[Page transcription records]
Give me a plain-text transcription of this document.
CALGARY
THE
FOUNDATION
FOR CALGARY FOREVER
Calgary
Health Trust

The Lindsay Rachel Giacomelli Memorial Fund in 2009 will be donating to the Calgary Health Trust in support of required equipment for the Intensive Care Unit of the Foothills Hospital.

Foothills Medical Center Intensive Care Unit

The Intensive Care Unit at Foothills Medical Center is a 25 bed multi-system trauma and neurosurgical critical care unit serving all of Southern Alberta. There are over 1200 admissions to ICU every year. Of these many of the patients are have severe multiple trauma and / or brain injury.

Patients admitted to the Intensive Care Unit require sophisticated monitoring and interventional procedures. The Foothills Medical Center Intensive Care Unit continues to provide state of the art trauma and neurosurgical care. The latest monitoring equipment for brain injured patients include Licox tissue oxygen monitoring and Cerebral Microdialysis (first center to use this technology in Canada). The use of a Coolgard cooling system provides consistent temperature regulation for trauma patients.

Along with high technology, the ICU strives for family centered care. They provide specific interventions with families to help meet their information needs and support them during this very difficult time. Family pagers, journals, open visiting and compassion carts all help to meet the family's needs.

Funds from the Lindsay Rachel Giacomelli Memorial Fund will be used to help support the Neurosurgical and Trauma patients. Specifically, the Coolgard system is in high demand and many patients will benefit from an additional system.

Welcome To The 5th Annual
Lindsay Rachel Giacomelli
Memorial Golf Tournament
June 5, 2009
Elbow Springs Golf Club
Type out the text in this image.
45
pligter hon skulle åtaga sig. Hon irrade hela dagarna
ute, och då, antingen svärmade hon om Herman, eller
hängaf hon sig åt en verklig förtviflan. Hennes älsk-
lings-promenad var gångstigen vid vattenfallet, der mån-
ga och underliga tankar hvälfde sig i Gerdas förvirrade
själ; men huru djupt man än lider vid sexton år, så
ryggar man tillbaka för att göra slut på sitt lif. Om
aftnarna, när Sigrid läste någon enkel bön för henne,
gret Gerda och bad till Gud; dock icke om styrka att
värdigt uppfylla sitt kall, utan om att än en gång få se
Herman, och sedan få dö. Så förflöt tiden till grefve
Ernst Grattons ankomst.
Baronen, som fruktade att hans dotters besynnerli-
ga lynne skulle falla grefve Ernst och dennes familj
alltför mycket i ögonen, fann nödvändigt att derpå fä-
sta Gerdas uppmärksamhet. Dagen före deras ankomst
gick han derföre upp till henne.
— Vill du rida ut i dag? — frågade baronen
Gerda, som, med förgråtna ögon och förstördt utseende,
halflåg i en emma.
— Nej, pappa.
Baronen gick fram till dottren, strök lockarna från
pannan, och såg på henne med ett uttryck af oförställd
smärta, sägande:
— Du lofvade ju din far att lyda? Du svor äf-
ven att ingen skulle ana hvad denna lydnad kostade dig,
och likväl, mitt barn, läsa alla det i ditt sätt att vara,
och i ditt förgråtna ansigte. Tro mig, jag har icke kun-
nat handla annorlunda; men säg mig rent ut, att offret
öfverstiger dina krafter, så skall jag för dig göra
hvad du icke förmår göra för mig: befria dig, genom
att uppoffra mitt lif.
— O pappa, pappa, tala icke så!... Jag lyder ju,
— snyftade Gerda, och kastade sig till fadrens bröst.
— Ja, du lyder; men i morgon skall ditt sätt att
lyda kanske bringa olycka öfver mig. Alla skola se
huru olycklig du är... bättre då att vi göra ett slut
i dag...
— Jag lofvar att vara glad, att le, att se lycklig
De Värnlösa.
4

• About this exercise:
Go through the records above and copy each line where "Lindsay" is found.

• Written answer:
The Lindsay Rachel Giacomelli Memorial Fund in 2009 will be donating to the Calgary Health Trust in support of required equipment for the Intensive Care Unit of the Foothills Hospital.
Funds from the Lindsay Rachel Giacomelli Memorial Fund will be used to help support the Neurosurgical and Trauma patients. Specifically, the Coolgard system is in high demand and many patients will benefit from an additional system.
Lindsay Rachel Giacomelli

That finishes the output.